- _Challenge_:
Transcribe all the entries word for word, skipping the pictures.

- _Supplied material_:
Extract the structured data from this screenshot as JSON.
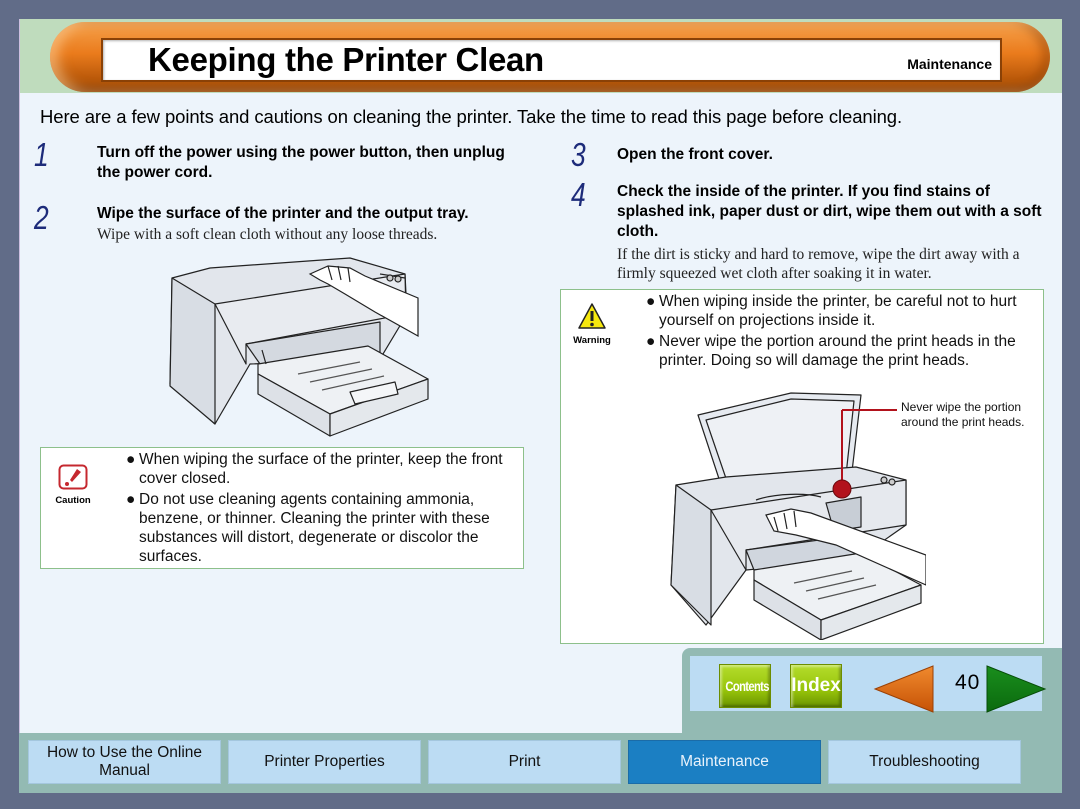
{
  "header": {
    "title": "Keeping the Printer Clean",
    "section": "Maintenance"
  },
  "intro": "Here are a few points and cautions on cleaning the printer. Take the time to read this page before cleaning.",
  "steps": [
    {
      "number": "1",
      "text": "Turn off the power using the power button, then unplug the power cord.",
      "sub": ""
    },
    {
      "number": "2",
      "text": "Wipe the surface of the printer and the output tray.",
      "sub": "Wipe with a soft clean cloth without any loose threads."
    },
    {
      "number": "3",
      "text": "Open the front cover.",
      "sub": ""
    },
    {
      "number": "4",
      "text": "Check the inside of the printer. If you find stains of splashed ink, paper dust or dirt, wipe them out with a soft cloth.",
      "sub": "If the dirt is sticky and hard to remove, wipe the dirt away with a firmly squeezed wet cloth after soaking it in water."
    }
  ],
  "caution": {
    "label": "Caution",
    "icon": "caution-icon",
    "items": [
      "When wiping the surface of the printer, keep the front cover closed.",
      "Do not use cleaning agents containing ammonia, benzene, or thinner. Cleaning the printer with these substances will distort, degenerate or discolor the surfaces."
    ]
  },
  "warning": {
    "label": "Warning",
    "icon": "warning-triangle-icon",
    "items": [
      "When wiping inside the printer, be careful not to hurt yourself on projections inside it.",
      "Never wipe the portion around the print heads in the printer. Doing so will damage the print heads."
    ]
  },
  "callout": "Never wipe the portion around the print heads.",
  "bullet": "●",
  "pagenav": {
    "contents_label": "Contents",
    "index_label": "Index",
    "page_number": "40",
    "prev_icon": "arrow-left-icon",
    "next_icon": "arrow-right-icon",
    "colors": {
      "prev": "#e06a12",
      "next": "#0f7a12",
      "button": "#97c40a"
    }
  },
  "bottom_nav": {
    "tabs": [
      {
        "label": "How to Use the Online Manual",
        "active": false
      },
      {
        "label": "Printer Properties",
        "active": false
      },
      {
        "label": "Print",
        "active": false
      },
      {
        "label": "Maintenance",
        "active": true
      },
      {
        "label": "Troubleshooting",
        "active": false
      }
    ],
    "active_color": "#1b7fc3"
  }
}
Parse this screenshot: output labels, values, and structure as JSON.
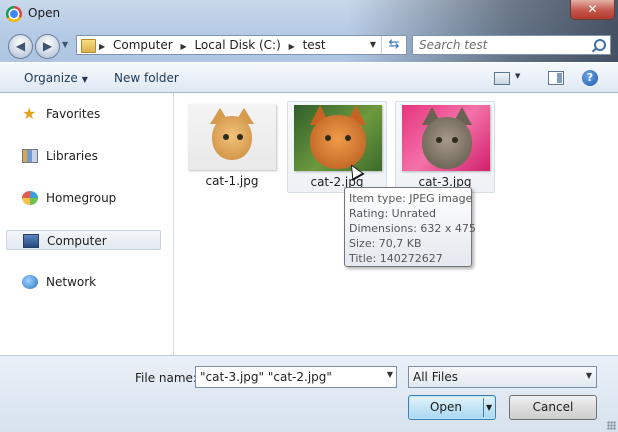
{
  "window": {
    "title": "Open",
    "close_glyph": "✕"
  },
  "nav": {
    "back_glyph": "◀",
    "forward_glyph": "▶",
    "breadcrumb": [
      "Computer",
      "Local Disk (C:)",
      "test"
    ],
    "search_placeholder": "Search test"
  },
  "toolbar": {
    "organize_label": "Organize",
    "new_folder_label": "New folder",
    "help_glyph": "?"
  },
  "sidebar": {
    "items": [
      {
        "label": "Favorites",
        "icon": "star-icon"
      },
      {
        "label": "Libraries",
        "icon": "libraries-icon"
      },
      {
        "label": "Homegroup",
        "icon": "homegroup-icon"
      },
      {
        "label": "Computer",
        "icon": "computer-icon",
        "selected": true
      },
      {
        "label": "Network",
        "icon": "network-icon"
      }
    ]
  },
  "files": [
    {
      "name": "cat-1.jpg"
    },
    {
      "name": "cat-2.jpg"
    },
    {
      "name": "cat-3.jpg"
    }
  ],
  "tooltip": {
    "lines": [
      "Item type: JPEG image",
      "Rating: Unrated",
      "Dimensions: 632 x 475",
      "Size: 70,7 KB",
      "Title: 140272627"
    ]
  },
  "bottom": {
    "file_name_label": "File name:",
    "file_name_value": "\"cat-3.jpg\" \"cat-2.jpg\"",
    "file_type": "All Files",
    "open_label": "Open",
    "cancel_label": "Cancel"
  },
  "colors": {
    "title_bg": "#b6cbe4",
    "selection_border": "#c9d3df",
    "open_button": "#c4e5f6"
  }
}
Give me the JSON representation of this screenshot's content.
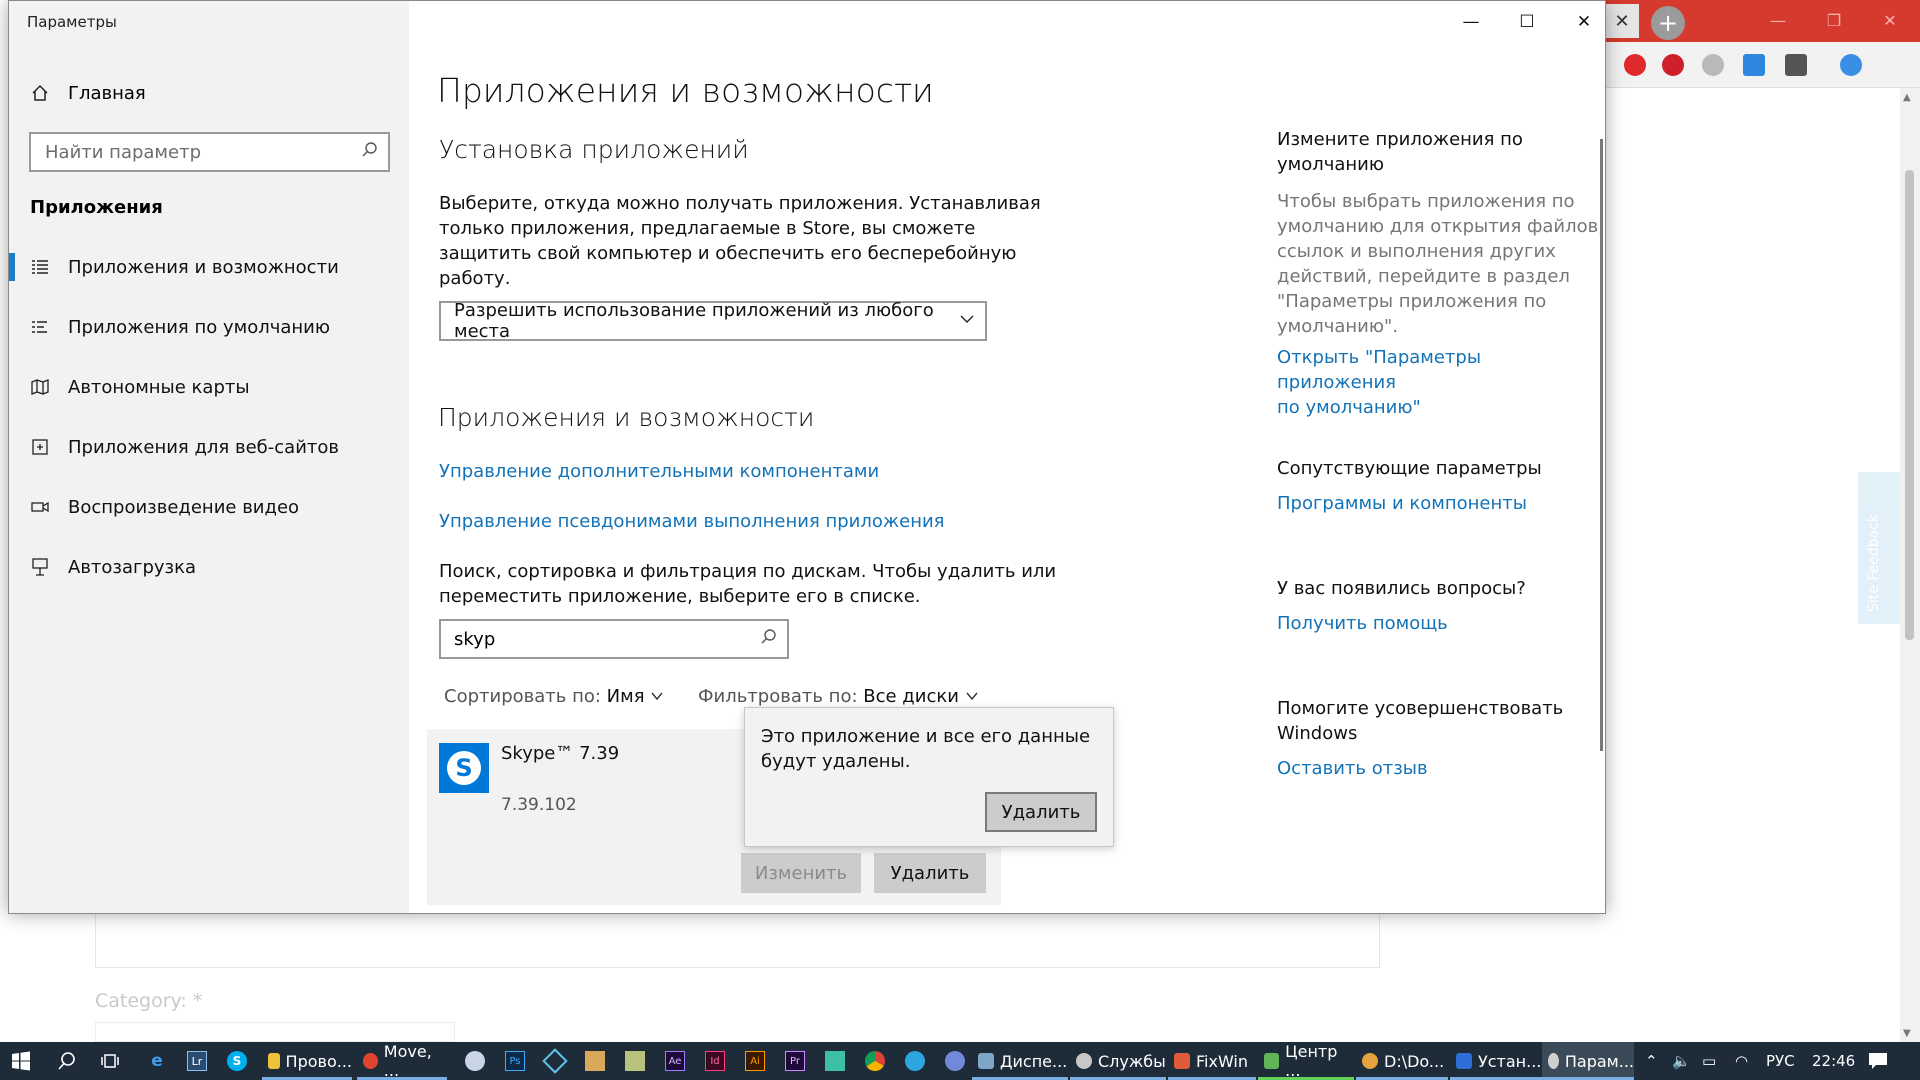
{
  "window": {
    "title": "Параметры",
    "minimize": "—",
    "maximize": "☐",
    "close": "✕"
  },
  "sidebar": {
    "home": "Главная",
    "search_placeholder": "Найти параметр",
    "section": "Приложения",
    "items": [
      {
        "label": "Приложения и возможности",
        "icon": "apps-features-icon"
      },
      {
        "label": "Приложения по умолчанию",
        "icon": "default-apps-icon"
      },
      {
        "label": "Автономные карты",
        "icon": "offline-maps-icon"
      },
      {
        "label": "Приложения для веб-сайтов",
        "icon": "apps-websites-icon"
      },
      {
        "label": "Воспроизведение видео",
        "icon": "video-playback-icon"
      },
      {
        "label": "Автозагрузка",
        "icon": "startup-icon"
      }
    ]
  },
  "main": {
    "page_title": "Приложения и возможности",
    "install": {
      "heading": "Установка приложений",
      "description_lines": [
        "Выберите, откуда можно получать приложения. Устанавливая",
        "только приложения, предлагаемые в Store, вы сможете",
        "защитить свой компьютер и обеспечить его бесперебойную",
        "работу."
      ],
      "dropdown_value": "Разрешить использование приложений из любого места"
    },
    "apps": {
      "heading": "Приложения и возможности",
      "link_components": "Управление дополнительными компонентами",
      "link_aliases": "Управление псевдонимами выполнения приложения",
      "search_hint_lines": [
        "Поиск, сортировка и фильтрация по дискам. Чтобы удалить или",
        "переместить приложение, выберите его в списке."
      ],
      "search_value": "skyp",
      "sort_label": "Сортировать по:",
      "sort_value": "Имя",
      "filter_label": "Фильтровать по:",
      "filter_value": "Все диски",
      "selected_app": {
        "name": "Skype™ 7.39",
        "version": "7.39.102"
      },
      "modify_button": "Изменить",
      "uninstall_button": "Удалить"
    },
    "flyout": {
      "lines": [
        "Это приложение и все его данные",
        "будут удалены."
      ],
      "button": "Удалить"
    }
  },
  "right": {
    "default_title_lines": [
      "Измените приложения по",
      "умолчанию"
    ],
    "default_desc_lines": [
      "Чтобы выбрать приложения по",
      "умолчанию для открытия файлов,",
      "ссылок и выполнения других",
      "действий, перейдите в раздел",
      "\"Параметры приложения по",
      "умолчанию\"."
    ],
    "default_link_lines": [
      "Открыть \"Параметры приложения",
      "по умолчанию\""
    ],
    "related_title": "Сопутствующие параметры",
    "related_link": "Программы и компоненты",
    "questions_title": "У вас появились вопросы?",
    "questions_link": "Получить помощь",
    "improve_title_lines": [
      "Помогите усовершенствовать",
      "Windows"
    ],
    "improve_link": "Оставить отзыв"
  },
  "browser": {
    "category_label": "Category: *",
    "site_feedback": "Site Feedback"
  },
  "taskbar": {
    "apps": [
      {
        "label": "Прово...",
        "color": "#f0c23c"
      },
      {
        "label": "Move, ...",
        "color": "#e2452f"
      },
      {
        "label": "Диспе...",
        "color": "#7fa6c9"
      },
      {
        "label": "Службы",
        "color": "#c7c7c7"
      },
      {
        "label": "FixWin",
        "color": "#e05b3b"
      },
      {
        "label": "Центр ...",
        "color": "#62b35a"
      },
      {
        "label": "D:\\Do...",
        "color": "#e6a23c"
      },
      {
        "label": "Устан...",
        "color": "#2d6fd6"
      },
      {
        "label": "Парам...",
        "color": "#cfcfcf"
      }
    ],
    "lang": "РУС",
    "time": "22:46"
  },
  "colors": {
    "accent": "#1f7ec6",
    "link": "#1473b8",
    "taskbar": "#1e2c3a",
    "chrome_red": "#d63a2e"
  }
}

- _Expected answer_:
Extract the structured data from this screenshot as JSON.
{
  "header": {
    "title": "Keeping the Printer Clean",
    "section": "Maintenance"
  },
  "intro": "Here are a few points and cautions on cleaning the printer. Take the time to read this page before cleaning.",
  "steps": [
    {
      "number": "1",
      "text": "Turn off the power using the power button, then unplug the power cord.",
      "sub": ""
    },
    {
      "number": "2",
      "text": "Wipe the surface of the printer and the output tray.",
      "sub": "Wipe with a soft clean cloth without any loose threads."
    },
    {
      "number": "3",
      "text": "Open the front cover.",
      "sub": ""
    },
    {
      "number": "4",
      "text": "Check the inside of the printer. If you find stains of splashed ink, paper dust or dirt, wipe them out with a soft cloth.",
      "sub": "If the dirt is sticky and hard to remove, wipe the dirt away with a firmly squeezed wet cloth after soaking it in water."
    }
  ],
  "caution": {
    "label": "Caution",
    "icon": "caution-icon",
    "items": [
      "When wiping the surface of the printer, keep the front cover closed.",
      "Do not use cleaning agents containing ammonia, benzene, or thinner. Cleaning the printer with these substances will distort, degenerate or discolor the surfaces."
    ]
  },
  "warning": {
    "label": "Warning",
    "icon": "warning-triangle-icon",
    "items": [
      "When wiping inside the printer, be careful not to hurt yourself on projections inside it.",
      "Never wipe the portion around the print heads in the printer. Doing so will damage the print heads."
    ]
  },
  "callout": "Never wipe the portion around the print heads.",
  "bullet": "●",
  "pagenav": {
    "contents_label": "Contents",
    "index_label": "Index",
    "page_number": "40",
    "prev_icon": "arrow-left-icon",
    "next_icon": "arrow-right-icon",
    "colors": {
      "prev": "#e06a12",
      "next": "#0f7a12",
      "button": "#97c40a"
    }
  },
  "bottom_nav": {
    "tabs": [
      {
        "label": "How to Use the Online Manual",
        "active": false
      },
      {
        "label": "Printer Properties",
        "active": false
      },
      {
        "label": "Print",
        "active": false
      },
      {
        "label": "Maintenance",
        "active": true
      },
      {
        "label": "Troubleshooting",
        "active": false
      }
    ],
    "active_color": "#1b7fc3"
  }
}
Parse this screenshot: output labels, values, and structure as JSON.
{
  "window": {
    "title": "Open",
    "close_glyph": "✕"
  },
  "nav": {
    "back_glyph": "◀",
    "forward_glyph": "▶",
    "breadcrumb": [
      "Computer",
      "Local Disk (C:)",
      "test"
    ],
    "search_placeholder": "Search test"
  },
  "toolbar": {
    "organize_label": "Organize",
    "new_folder_label": "New folder",
    "help_glyph": "?"
  },
  "sidebar": {
    "items": [
      {
        "label": "Favorites",
        "icon": "star-icon"
      },
      {
        "label": "Libraries",
        "icon": "libraries-icon"
      },
      {
        "label": "Homegroup",
        "icon": "homegroup-icon"
      },
      {
        "label": "Computer",
        "icon": "computer-icon",
        "selected": true
      },
      {
        "label": "Network",
        "icon": "network-icon"
      }
    ]
  },
  "files": [
    {
      "name": "cat-1.jpg"
    },
    {
      "name": "cat-2.jpg"
    },
    {
      "name": "cat-3.jpg"
    }
  ],
  "tooltip": {
    "lines": [
      "Item type: JPEG image",
      "Rating: Unrated",
      "Dimensions: 632 x 475",
      "Size: 70,7 KB",
      "Title: 140272627"
    ]
  },
  "bottom": {
    "file_name_label": "File name:",
    "file_name_value": "\"cat-3.jpg\" \"cat-2.jpg\"",
    "file_type": "All Files",
    "open_label": "Open",
    "cancel_label": "Cancel"
  },
  "colors": {
    "title_bg": "#b6cbe4",
    "selection_border": "#c9d3df",
    "open_button": "#c4e5f6"
  }
}
Give me the JSON representation of this screenshot's content.
{
  "window": {
    "title": "Параметры",
    "minimize": "—",
    "maximize": "☐",
    "close": "✕"
  },
  "sidebar": {
    "home": "Главная",
    "search_placeholder": "Найти параметр",
    "section": "Приложения",
    "items": [
      {
        "label": "Приложения и возможности",
        "icon": "apps-features-icon"
      },
      {
        "label": "Приложения по умолчанию",
        "icon": "default-apps-icon"
      },
      {
        "label": "Автономные карты",
        "icon": "offline-maps-icon"
      },
      {
        "label": "Приложения для веб-сайтов",
        "icon": "apps-websites-icon"
      },
      {
        "label": "Воспроизведение видео",
        "icon": "video-playback-icon"
      },
      {
        "label": "Автозагрузка",
        "icon": "startup-icon"
      }
    ]
  },
  "main": {
    "page_title": "Приложения и возможности",
    "install": {
      "heading": "Установка приложений",
      "description_lines": [
        "Выберите, откуда можно получать приложения. Устанавливая",
        "только приложения, предлагаемые в Store, вы сможете",
        "защитить свой компьютер и обеспечить его бесперебойную",
        "работу."
      ],
      "dropdown_value": "Разрешить использование приложений из любого места"
    },
    "apps": {
      "heading": "Приложения и возможности",
      "link_components": "Управление дополнительными компонентами",
      "link_aliases": "Управление псевдонимами выполнения приложения",
      "search_hint_lines": [
        "Поиск, сортировка и фильтрация по дискам. Чтобы удалить или",
        "переместить приложение, выберите его в списке."
      ],
      "search_value": "skyp",
      "sort_label": "Сортировать по:",
      "sort_value": "Имя",
      "filter_label": "Фильтровать по:",
      "filter_value": "Все диски",
      "selected_app": {
        "name": "Skype™ 7.39",
        "version": "7.39.102"
      },
      "modify_button": "Изменить",
      "uninstall_button": "Удалить"
    },
    "flyout": {
      "lines": [
        "Это приложение и все его данные",
        "будут удалены."
      ],
      "button": "Удалить"
    }
  },
  "right": {
    "default_title_lines": [
      "Измените приложения по",
      "умолчанию"
    ],
    "default_desc_lines": [
      "Чтобы выбрать приложения по",
      "умолчанию для открытия файлов,",
      "ссылок и выполнения других",
      "действий, перейдите в раздел",
      "\"Параметры приложения по",
      "умолчанию\"."
    ],
    "default_link_lines": [
      "Открыть \"Параметры приложения",
      "по умолчанию\""
    ],
    "related_title": "Сопутствующие параметры",
    "related_link": "Программы и компоненты",
    "questions_title": "У вас появились вопросы?",
    "questions_link": "Получить помощь",
    "improve_title_lines": [
      "Помогите усовершенствовать",
      "Windows"
    ],
    "improve_link": "Оставить отзыв"
  },
  "browser": {
    "category_label": "Category: *",
    "site_feedback": "Site Feedback"
  },
  "taskbar": {
    "apps": [
      {
        "label": "Прово...",
        "color": "#f0c23c"
      },
      {
        "label": "Move, ...",
        "color": "#e2452f"
      },
      {
        "label": "Диспе...",
        "color": "#7fa6c9"
      },
      {
        "label": "Службы",
        "color": "#c7c7c7"
      },
      {
        "label": "FixWin",
        "color": "#e05b3b"
      },
      {
        "label": "Центр ...",
        "color": "#62b35a"
      },
      {
        "label": "D:\\Do...",
        "color": "#e6a23c"
      },
      {
        "label": "Устан...",
        "color": "#2d6fd6"
      },
      {
        "label": "Парам...",
        "color": "#cfcfcf"
      }
    ],
    "lang": "РУС",
    "time": "22:46"
  },
  "colors": {
    "accent": "#1f7ec6",
    "link": "#1473b8",
    "taskbar": "#1e2c3a",
    "chrome_red": "#d63a2e"
  }
}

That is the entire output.